>> Start Provided entries

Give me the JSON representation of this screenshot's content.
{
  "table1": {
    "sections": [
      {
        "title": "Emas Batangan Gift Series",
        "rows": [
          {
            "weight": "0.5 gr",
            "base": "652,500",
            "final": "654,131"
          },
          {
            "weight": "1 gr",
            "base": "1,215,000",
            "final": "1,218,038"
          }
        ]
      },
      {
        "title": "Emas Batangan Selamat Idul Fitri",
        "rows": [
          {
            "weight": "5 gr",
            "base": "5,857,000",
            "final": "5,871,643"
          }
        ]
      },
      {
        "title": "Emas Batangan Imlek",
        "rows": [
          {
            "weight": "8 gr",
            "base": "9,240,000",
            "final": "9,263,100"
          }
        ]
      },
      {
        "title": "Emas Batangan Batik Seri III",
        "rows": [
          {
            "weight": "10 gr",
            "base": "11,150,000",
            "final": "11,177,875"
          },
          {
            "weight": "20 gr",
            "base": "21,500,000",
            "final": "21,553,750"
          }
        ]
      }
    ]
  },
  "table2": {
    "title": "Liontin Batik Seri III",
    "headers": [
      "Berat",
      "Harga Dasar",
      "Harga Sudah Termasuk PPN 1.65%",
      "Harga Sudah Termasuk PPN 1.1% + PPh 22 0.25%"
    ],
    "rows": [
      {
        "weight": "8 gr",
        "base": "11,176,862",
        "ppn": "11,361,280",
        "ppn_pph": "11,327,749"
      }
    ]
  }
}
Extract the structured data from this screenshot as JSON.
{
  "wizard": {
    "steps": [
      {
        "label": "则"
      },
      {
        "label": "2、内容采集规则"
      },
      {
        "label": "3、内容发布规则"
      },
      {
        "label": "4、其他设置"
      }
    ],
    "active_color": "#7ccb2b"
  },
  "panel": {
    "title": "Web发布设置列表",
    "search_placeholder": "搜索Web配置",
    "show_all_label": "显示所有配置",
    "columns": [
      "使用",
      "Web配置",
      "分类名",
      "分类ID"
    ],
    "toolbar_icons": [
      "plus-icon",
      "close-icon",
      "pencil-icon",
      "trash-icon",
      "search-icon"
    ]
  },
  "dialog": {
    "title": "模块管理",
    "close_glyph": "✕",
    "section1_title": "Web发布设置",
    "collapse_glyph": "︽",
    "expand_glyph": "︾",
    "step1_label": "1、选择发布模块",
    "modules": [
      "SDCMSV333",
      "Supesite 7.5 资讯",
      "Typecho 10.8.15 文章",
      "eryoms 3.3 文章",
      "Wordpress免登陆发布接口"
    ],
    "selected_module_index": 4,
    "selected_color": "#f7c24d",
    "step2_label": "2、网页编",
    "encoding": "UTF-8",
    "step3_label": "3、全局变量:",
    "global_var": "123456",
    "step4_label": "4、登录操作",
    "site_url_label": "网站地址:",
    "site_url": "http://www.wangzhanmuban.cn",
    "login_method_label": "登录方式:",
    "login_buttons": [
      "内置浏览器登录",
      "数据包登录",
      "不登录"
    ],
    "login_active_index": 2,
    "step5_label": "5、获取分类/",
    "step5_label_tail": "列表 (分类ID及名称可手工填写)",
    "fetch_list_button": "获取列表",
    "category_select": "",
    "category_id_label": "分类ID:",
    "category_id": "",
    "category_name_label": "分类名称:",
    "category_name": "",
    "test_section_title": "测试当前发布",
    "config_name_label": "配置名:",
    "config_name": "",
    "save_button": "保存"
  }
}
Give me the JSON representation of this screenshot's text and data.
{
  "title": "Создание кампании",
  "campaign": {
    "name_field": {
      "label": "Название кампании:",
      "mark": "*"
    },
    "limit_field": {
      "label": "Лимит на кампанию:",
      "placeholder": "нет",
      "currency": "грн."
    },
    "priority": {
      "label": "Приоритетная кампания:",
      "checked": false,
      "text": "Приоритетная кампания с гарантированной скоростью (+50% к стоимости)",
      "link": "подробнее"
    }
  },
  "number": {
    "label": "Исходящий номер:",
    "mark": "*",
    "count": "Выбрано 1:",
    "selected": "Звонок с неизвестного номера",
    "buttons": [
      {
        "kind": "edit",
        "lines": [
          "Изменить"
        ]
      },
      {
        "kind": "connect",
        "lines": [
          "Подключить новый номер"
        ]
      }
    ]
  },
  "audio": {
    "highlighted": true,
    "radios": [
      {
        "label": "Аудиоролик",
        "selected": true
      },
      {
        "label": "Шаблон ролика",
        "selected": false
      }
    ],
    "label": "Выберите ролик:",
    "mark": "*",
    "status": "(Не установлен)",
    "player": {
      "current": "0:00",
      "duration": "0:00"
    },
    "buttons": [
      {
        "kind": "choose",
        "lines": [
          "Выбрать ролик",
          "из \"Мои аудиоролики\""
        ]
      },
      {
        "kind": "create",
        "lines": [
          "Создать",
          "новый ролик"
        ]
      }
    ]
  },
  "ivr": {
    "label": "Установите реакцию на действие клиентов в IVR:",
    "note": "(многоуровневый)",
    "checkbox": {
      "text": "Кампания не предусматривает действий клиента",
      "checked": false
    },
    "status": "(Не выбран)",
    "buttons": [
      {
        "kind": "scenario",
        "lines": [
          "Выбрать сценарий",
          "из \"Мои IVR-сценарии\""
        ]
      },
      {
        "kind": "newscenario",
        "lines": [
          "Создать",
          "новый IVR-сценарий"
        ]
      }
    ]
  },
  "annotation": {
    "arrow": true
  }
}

>> End Provided entries

▶ _What you have to do_
Repeat the data above exactly.

▶ _Response for this exercise_
Give me the JSON representation of this screenshot's content.
{
  "table1": {
    "sections": [
      {
        "title": "Emas Batangan Gift Series",
        "rows": [
          {
            "weight": "0.5 gr",
            "base": "652,500",
            "final": "654,131"
          },
          {
            "weight": "1 gr",
            "base": "1,215,000",
            "final": "1,218,038"
          }
        ]
      },
      {
        "title": "Emas Batangan Selamat Idul Fitri",
        "rows": [
          {
            "weight": "5 gr",
            "base": "5,857,000",
            "final": "5,871,643"
          }
        ]
      },
      {
        "title": "Emas Batangan Imlek",
        "rows": [
          {
            "weight": "8 gr",
            "base": "9,240,000",
            "final": "9,263,100"
          }
        ]
      },
      {
        "title": "Emas Batangan Batik Seri III",
        "rows": [
          {
            "weight": "10 gr",
            "base": "11,150,000",
            "final": "11,177,875"
          },
          {
            "weight": "20 gr",
            "base": "21,500,000",
            "final": "21,553,750"
          }
        ]
      }
    ]
  },
  "table2": {
    "title": "Liontin Batik Seri III",
    "headers": [
      "Berat",
      "Harga Dasar",
      "Harga Sudah Termasuk PPN 1.65%",
      "Harga Sudah Termasuk PPN 1.1% + PPh 22 0.25%"
    ],
    "rows": [
      {
        "weight": "8 gr",
        "base": "11,176,862",
        "ppn": "11,361,280",
        "ppn_pph": "11,327,749"
      }
    ]
  }
}
Extract the structured data from this screenshot as JSON.
{
  "wizard": {
    "steps": [
      {
        "label": "则"
      },
      {
        "label": "2、内容采集规则"
      },
      {
        "label": "3、内容发布规则"
      },
      {
        "label": "4、其他设置"
      }
    ],
    "active_color": "#7ccb2b"
  },
  "panel": {
    "title": "Web发布设置列表",
    "search_placeholder": "搜索Web配置",
    "show_all_label": "显示所有配置",
    "columns": [
      "使用",
      "Web配置",
      "分类名",
      "分类ID"
    ],
    "toolbar_icons": [
      "plus-icon",
      "close-icon",
      "pencil-icon",
      "trash-icon",
      "search-icon"
    ]
  },
  "dialog": {
    "title": "模块管理",
    "close_glyph": "✕",
    "section1_title": "Web发布设置",
    "collapse_glyph": "︽",
    "expand_glyph": "︾",
    "step1_label": "1、选择发布模块",
    "modules": [
      "SDCMSV333",
      "Supesite 7.5 资讯",
      "Typecho 10.8.15 文章",
      "eryoms 3.3 文章",
      "Wordpress免登陆发布接口"
    ],
    "selected_module_index": 4,
    "selected_color": "#f7c24d",
    "step2_label": "2、网页编",
    "encoding": "UTF-8",
    "step3_label": "3、全局变量:",
    "global_var": "123456",
    "step4_label": "4、登录操作",
    "site_url_label": "网站地址:",
    "site_url": "http://www.wangzhanmuban.cn",
    "login_method_label": "登录方式:",
    "login_buttons": [
      "内置浏览器登录",
      "数据包登录",
      "不登录"
    ],
    "login_active_index": 2,
    "step5_label": "5、获取分类/",
    "step5_label_tail": "列表 (分类ID及名称可手工填写)",
    "fetch_list_button": "获取列表",
    "category_select": "",
    "category_id_label": "分类ID:",
    "category_id": "",
    "category_name_label": "分类名称:",
    "category_name": "",
    "test_section_title": "测试当前发布",
    "config_name_label": "配置名:",
    "config_name": "",
    "save_button": "保存"
  }
}
Give me the JSON representation of this screenshot's text and data.
{
  "title": "Создание кампании",
  "campaign": {
    "name_field": {
      "label": "Название кампании:",
      "mark": "*"
    },
    "limit_field": {
      "label": "Лимит на кампанию:",
      "placeholder": "нет",
      "currency": "грн."
    },
    "priority": {
      "label": "Приоритетная кампания:",
      "checked": false,
      "text": "Приоритетная кампания с гарантированной скоростью (+50% к стоимости)",
      "link": "подробнее"
    }
  },
  "number": {
    "label": "Исходящий номер:",
    "mark": "*",
    "count": "Выбрано 1:",
    "selected": "Звонок с неизвестного номера",
    "buttons": [
      {
        "kind": "edit",
        "lines": [
          "Изменить"
        ]
      },
      {
        "kind": "connect",
        "lines": [
          "Подключить новый номер"
        ]
      }
    ]
  },
  "audio": {
    "highlighted": true,
    "radios": [
      {
        "label": "Аудиоролик",
        "selected": true
      },
      {
        "label": "Шаблон ролика",
        "selected": false
      }
    ],
    "label": "Выберите ролик:",
    "mark": "*",
    "status": "(Не установлен)",
    "player": {
      "current": "0:00",
      "duration": "0:00"
    },
    "buttons": [
      {
        "kind": "choose",
        "lines": [
          "Выбрать ролик",
          "из \"Мои аудиоролики\""
        ]
      },
      {
        "kind": "create",
        "lines": [
          "Создать",
          "новый ролик"
        ]
      }
    ]
  },
  "ivr": {
    "label": "Установите реакцию на действие клиентов в IVR:",
    "note": "(многоуровневый)",
    "checkbox": {
      "text": "Кампания не предусматривает действий клиента",
      "checked": false
    },
    "status": "(Не выбран)",
    "buttons": [
      {
        "kind": "scenario",
        "lines": [
          "Выбрать сценарий",
          "из \"Мои IVR-сценарии\""
        ]
      },
      {
        "kind": "newscenario",
        "lines": [
          "Создать",
          "новый IVR-сценарий"
        ]
      }
    ]
  },
  "annotation": {
    "arrow": true
  }
}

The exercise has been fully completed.